### Goal
Output the entries verbatim, including every line.

[Figure dataset records]

--- BEGIN ---

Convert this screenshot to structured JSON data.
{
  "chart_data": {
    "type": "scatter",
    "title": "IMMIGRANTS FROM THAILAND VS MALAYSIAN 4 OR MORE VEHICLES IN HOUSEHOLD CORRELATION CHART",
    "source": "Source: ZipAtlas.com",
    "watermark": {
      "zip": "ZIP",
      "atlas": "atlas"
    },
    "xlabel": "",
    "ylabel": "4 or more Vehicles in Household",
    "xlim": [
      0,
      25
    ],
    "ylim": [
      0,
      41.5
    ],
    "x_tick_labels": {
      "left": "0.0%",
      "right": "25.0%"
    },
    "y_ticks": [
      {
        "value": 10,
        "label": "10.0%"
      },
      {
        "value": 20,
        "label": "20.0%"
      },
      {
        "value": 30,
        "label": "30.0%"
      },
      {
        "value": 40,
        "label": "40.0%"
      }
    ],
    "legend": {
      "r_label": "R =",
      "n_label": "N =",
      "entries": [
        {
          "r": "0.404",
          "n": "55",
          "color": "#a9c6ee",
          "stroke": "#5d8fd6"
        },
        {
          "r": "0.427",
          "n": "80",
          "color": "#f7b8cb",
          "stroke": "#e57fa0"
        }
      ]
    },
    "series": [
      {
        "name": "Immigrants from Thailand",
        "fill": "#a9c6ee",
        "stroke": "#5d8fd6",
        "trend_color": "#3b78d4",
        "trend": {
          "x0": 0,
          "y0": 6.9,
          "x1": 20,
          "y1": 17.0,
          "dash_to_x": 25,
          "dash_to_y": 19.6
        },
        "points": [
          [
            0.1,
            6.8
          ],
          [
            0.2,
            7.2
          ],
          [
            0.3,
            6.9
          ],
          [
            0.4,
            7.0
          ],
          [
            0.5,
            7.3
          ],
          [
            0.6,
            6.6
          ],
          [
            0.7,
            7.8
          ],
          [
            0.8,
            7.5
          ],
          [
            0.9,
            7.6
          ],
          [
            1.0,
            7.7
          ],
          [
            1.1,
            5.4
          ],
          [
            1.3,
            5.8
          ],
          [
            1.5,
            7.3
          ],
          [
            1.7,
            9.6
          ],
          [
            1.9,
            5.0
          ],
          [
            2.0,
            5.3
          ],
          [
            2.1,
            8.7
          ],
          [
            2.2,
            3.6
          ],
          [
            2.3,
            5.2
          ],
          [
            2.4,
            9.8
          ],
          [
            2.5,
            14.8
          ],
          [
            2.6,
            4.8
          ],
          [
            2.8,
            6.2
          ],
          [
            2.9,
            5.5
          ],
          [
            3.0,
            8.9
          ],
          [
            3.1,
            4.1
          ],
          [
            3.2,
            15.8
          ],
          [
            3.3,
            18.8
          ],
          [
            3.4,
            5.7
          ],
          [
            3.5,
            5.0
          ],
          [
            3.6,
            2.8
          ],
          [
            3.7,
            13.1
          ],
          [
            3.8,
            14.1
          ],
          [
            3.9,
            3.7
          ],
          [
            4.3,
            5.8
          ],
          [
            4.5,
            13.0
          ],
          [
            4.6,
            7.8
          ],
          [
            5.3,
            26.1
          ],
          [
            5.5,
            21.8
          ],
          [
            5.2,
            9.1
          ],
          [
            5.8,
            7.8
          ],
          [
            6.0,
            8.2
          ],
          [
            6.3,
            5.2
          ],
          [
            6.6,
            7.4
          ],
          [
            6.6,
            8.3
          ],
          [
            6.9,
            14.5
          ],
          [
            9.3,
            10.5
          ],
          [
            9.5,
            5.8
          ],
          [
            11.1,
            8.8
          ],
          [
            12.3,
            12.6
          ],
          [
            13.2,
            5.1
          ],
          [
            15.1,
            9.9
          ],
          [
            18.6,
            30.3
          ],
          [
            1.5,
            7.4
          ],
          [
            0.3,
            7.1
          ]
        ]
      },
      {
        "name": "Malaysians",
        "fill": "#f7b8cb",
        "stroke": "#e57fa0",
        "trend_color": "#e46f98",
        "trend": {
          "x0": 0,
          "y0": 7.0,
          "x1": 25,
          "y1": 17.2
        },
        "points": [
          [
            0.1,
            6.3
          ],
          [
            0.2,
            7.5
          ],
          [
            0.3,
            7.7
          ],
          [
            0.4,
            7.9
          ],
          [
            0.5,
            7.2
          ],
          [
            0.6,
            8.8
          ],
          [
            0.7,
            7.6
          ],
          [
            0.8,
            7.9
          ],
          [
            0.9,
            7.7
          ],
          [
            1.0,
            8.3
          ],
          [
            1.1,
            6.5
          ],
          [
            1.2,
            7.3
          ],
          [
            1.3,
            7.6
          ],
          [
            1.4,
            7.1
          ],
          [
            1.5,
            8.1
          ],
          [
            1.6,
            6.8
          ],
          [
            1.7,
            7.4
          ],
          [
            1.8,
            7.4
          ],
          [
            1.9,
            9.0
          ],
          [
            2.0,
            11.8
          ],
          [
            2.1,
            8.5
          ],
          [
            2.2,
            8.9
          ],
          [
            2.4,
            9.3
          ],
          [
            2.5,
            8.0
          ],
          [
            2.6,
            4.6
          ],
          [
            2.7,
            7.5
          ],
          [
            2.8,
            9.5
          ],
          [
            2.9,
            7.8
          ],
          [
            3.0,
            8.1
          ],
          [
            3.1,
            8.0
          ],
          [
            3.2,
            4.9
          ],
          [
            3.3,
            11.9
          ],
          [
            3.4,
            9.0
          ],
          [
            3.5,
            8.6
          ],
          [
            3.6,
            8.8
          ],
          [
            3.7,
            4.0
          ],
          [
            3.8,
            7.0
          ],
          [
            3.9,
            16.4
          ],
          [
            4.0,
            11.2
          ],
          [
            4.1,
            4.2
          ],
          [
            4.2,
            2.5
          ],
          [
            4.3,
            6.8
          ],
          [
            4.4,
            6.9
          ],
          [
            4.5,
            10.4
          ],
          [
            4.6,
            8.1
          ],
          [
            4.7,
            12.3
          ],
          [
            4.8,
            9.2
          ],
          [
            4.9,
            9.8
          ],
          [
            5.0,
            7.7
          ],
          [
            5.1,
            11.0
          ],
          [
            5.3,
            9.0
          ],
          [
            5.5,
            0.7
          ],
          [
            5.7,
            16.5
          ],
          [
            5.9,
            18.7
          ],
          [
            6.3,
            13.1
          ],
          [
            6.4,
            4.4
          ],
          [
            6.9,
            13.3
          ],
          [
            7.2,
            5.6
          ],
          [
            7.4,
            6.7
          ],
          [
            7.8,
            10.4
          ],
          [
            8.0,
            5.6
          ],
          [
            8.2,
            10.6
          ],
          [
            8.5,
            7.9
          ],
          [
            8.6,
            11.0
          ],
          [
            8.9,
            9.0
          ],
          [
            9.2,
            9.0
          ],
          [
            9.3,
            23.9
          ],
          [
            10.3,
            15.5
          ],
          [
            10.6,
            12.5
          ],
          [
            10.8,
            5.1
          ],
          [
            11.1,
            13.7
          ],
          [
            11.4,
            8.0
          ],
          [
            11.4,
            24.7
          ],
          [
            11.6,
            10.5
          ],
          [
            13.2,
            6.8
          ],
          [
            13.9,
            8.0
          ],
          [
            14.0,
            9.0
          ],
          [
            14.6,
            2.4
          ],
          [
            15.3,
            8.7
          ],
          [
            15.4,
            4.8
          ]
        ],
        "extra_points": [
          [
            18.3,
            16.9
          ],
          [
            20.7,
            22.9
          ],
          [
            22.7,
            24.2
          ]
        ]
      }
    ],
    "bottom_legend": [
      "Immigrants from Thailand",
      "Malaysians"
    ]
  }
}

--- END ---

### Expected answer
Convert this screenshot to structured JSON data.
{
  "chart_data": {
    "type": "scatter",
    "title": "IMMIGRANTS FROM THAILAND VS MALAYSIAN 4 OR MORE VEHICLES IN HOUSEHOLD CORRELATION CHART",
    "source": "Source: ZipAtlas.com",
    "watermark": {
      "zip": "ZIP",
      "atlas": "atlas"
    },
    "xlabel": "",
    "ylabel": "4 or more Vehicles in Household",
    "xlim": [
      0,
      25
    ],
    "ylim": [
      0,
      41.5
    ],
    "x_tick_labels": {
      "left": "0.0%",
      "right": "25.0%"
    },
    "y_ticks": [
      {
        "value": 10,
        "label": "10.0%"
      },
      {
        "value": 20,
        "label": "20.0%"
      },
      {
        "value": 30,
        "label": "30.0%"
      },
      {
        "value": 40,
        "label": "40.0%"
      }
    ],
    "legend": {
      "r_label": "R =",
      "n_label": "N =",
      "entries": [
        {
          "r": "0.404",
          "n": "55",
          "color": "#a9c6ee",
          "stroke": "#5d8fd6"
        },
        {
          "r": "0.427",
          "n": "80",
          "color": "#f7b8cb",
          "stroke": "#e57fa0"
        }
      ]
    },
    "series": [
      {
        "name": "Immigrants from Thailand",
        "fill": "#a9c6ee",
        "stroke": "#5d8fd6",
        "trend_color": "#3b78d4",
        "trend": {
          "x0": 0,
          "y0": 6.9,
          "x1": 20,
          "y1": 17.0,
          "dash_to_x": 25,
          "dash_to_y": 19.6
        },
        "points": [
          [
            0.1,
            6.8
          ],
          [
            0.2,
            7.2
          ],
          [
            0.3,
            6.9
          ],
          [
            0.4,
            7.0
          ],
          [
            0.5,
            7.3
          ],
          [
            0.6,
            6.6
          ],
          [
            0.7,
            7.8
          ],
          [
            0.8,
            7.5
          ],
          [
            0.9,
            7.6
          ],
          [
            1.0,
            7.7
          ],
          [
            1.1,
            5.4
          ],
          [
            1.3,
            5.8
          ],
          [
            1.5,
            7.3
          ],
          [
            1.7,
            9.6
          ],
          [
            1.9,
            5.0
          ],
          [
            2.0,
            5.3
          ],
          [
            2.1,
            8.7
          ],
          [
            2.2,
            3.6
          ],
          [
            2.3,
            5.2
          ],
          [
            2.4,
            9.8
          ],
          [
            2.5,
            14.8
          ],
          [
            2.6,
            4.8
          ],
          [
            2.8,
            6.2
          ],
          [
            2.9,
            5.5
          ],
          [
            3.0,
            8.9
          ],
          [
            3.1,
            4.1
          ],
          [
            3.2,
            15.8
          ],
          [
            3.3,
            18.8
          ],
          [
            3.4,
            5.7
          ],
          [
            3.5,
            5.0
          ],
          [
            3.6,
            2.8
          ],
          [
            3.7,
            13.1
          ],
          [
            3.8,
            14.1
          ],
          [
            3.9,
            3.7
          ],
          [
            4.3,
            5.8
          ],
          [
            4.5,
            13.0
          ],
          [
            4.6,
            7.8
          ],
          [
            5.3,
            26.1
          ],
          [
            5.5,
            21.8
          ],
          [
            5.2,
            9.1
          ],
          [
            5.8,
            7.8
          ],
          [
            6.0,
            8.2
          ],
          [
            6.3,
            5.2
          ],
          [
            6.6,
            7.4
          ],
          [
            6.6,
            8.3
          ],
          [
            6.9,
            14.5
          ],
          [
            9.3,
            10.5
          ],
          [
            9.5,
            5.8
          ],
          [
            11.1,
            8.8
          ],
          [
            12.3,
            12.6
          ],
          [
            13.2,
            5.1
          ],
          [
            15.1,
            9.9
          ],
          [
            18.6,
            30.3
          ],
          [
            1.5,
            7.4
          ],
          [
            0.3,
            7.1
          ]
        ]
      },
      {
        "name": "Malaysians",
        "fill": "#f7b8cb",
        "stroke": "#e57fa0",
        "trend_color": "#e46f98",
        "trend": {
          "x0": 0,
          "y0": 7.0,
          "x1": 25,
          "y1": 17.2
        },
        "points": [
          [
            0.1,
            6.3
          ],
          [
            0.2,
            7.5
          ],
          [
            0.3,
            7.7
          ],
          [
            0.4,
            7.9
          ],
          [
            0.5,
            7.2
          ],
          [
            0.6,
            8.8
          ],
          [
            0.7,
            7.6
          ],
          [
            0.8,
            7.9
          ],
          [
            0.9,
            7.7
          ],
          [
            1.0,
            8.3
          ],
          [
            1.1,
            6.5
          ],
          [
            1.2,
            7.3
          ],
          [
            1.3,
            7.6
          ],
          [
            1.4,
            7.1
          ],
          [
            1.5,
            8.1
          ],
          [
            1.6,
            6.8
          ],
          [
            1.7,
            7.4
          ],
          [
            1.8,
            7.4
          ],
          [
            1.9,
            9.0
          ],
          [
            2.0,
            11.8
          ],
          [
            2.1,
            8.5
          ],
          [
            2.2,
            8.9
          ],
          [
            2.4,
            9.3
          ],
          [
            2.5,
            8.0
          ],
          [
            2.6,
            4.6
          ],
          [
            2.7,
            7.5
          ],
          [
            2.8,
            9.5
          ],
          [
            2.9,
            7.8
          ],
          [
            3.0,
            8.1
          ],
          [
            3.1,
            8.0
          ],
          [
            3.2,
            4.9
          ],
          [
            3.3,
            11.9
          ],
          [
            3.4,
            9.0
          ],
          [
            3.5,
            8.6
          ],
          [
            3.6,
            8.8
          ],
          [
            3.7,
            4.0
          ],
          [
            3.8,
            7.0
          ],
          [
            3.9,
            16.4
          ],
          [
            4.0,
            11.2
          ],
          [
            4.1,
            4.2
          ],
          [
            4.2,
            2.5
          ],
          [
            4.3,
            6.8
          ],
          [
            4.4,
            6.9
          ],
          [
            4.5,
            10.4
          ],
          [
            4.6,
            8.1
          ],
          [
            4.7,
            12.3
          ],
          [
            4.8,
            9.2
          ],
          [
            4.9,
            9.8
          ],
          [
            5.0,
            7.7
          ],
          [
            5.1,
            11.0
          ],
          [
            5.3,
            9.0
          ],
          [
            5.5,
            0.7
          ],
          [
            5.7,
            16.5
          ],
          [
            5.9,
            18.7
          ],
          [
            6.3,
            13.1
          ],
          [
            6.4,
            4.4
          ],
          [
            6.9,
            13.3
          ],
          [
            7.2,
            5.6
          ],
          [
            7.4,
            6.7
          ],
          [
            7.8,
            10.4
          ],
          [
            8.0,
            5.6
          ],
          [
            8.2,
            10.6
          ],
          [
            8.5,
            7.9
          ],
          [
            8.6,
            11.0
          ],
          [
            8.9,
            9.0
          ],
          [
            9.2,
            9.0
          ],
          [
            9.3,
            23.9
          ],
          [
            10.3,
            15.5
          ],
          [
            10.6,
            12.5
          ],
          [
            10.8,
            5.1
          ],
          [
            11.1,
            13.7
          ],
          [
            11.4,
            8.0
          ],
          [
            11.4,
            24.7
          ],
          [
            11.6,
            10.5
          ],
          [
            13.2,
            6.8
          ],
          [
            13.9,
            8.0
          ],
          [
            14.0,
            9.0
          ],
          [
            14.6,
            2.4
          ],
          [
            15.3,
            8.7
          ],
          [
            15.4,
            4.8
          ]
        ],
        "extra_points": [
          [
            18.3,
            16.9
          ],
          [
            20.7,
            22.9
          ],
          [
            22.7,
            24.2
          ]
        ]
      }
    ],
    "bottom_legend": [
      "Immigrants from Thailand",
      "Malaysians"
    ]
  }
}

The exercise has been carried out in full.